__REQUIRED WORK__. Extract all lines that hold the string "name".
# MATERIAL FOR THIS EXERCISE start
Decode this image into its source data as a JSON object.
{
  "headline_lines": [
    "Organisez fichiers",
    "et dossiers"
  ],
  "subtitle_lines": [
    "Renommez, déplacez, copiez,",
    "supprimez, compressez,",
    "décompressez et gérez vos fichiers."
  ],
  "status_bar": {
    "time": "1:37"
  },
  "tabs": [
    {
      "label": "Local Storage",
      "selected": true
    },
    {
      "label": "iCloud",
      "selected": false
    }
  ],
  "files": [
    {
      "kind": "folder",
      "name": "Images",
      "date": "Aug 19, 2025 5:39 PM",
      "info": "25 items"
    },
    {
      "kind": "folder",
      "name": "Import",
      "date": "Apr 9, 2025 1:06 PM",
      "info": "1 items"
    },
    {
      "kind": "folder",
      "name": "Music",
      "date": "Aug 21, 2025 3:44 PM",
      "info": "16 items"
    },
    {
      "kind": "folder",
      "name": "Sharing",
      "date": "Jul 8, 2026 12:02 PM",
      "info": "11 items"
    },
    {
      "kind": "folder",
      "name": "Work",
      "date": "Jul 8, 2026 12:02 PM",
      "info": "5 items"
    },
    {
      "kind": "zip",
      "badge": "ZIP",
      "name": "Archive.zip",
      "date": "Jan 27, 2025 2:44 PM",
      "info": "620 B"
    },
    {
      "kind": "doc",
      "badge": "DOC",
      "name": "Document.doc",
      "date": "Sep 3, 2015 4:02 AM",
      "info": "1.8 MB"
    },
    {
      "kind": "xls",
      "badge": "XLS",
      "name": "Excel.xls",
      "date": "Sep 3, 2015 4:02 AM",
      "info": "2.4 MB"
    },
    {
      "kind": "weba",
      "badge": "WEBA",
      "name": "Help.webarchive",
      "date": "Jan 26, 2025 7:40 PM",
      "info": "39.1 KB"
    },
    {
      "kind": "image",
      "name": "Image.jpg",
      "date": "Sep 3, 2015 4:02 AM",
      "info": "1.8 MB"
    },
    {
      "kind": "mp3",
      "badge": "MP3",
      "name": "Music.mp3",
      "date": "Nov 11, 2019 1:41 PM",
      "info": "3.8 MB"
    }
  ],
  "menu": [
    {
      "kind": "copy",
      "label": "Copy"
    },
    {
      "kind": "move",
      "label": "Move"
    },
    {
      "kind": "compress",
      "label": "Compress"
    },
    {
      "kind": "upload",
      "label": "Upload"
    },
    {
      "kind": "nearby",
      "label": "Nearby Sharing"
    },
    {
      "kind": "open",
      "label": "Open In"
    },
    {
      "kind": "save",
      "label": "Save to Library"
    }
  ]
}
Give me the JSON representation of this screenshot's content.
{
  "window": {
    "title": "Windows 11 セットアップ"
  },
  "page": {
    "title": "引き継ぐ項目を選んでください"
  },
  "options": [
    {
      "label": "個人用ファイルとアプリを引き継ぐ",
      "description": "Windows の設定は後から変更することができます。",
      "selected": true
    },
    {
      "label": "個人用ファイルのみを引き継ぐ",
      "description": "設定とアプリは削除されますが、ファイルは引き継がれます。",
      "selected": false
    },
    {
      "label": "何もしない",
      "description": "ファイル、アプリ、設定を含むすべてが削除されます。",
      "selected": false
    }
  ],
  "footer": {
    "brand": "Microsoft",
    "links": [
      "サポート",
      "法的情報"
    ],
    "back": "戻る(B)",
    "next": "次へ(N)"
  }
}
# MATERIAL FOR THIS EXERCISE end
__RESULT OF THE TASK__.
      "name": "Images",
      "name": "Import",
      "name": "Music",
      "name": "Sharing",
      "name": "Work",
      "name": "Archive.zip",
      "name": "Document.doc",
      "name": "Excel.xls",
      "name": "Help.webarchive",
      "name": "Image.jpg",
      "name": "Music.mp3",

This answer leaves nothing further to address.